■ WHAT YOU NEED TO DO
Look through the data below. Show each line where the string "kehittyminen" occurs.
==== LISTING ====
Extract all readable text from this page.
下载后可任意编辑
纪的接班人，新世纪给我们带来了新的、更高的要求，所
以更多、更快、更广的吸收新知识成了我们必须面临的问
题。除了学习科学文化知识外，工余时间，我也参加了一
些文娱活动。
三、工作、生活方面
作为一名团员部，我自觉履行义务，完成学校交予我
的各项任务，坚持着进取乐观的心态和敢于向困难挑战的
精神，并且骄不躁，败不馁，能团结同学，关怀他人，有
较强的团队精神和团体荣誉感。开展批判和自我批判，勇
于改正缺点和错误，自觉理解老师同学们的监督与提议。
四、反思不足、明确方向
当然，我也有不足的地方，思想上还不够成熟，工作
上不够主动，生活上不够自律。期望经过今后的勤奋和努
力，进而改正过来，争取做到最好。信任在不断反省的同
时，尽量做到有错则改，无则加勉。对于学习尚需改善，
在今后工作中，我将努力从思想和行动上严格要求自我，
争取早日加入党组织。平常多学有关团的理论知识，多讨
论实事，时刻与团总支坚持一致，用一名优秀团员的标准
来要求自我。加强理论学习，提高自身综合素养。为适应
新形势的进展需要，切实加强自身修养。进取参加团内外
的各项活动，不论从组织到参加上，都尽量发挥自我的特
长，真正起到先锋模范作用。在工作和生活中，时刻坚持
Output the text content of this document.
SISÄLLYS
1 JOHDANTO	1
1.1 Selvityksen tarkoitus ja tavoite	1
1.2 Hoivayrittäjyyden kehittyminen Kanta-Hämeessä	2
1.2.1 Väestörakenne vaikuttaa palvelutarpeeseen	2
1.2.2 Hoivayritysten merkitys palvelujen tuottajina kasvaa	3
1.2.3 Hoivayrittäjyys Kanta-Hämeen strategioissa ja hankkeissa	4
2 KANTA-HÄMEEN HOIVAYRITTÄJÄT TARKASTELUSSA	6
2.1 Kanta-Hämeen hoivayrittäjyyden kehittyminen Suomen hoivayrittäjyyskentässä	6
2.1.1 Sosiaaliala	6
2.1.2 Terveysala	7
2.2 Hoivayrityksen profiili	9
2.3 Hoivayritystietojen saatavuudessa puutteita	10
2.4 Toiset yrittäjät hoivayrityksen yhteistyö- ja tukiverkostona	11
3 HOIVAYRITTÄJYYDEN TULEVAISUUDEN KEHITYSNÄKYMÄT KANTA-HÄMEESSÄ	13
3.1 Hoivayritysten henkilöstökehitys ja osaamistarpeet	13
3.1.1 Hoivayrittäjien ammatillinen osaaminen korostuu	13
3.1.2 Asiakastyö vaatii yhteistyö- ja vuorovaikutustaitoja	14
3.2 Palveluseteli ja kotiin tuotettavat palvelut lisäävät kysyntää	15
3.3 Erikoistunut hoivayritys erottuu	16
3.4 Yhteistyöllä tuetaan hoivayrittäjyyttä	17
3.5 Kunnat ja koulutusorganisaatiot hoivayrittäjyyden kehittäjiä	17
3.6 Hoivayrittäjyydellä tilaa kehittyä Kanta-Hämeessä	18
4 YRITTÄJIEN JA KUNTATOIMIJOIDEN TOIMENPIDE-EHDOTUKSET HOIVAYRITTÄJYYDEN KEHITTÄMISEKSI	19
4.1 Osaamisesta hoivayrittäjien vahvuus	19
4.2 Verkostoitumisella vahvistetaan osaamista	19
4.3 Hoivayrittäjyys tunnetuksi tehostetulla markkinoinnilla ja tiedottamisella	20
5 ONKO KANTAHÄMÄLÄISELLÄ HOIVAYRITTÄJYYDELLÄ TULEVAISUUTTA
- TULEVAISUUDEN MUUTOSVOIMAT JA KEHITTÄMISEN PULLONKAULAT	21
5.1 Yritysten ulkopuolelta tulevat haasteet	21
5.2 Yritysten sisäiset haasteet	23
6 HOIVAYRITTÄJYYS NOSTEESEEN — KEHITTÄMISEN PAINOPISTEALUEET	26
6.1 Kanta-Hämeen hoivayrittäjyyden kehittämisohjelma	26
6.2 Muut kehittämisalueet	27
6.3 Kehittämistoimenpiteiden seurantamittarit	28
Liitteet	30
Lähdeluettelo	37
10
====
■ TASK ANSWER
1.2 Hoivayrittäjyyden kehittyminen Kanta-Hämeessä	2
2.1 Kanta-Hämeen hoivayrittäjyyden kehittyminen Suomen hoivayrittäjyyskentässä	6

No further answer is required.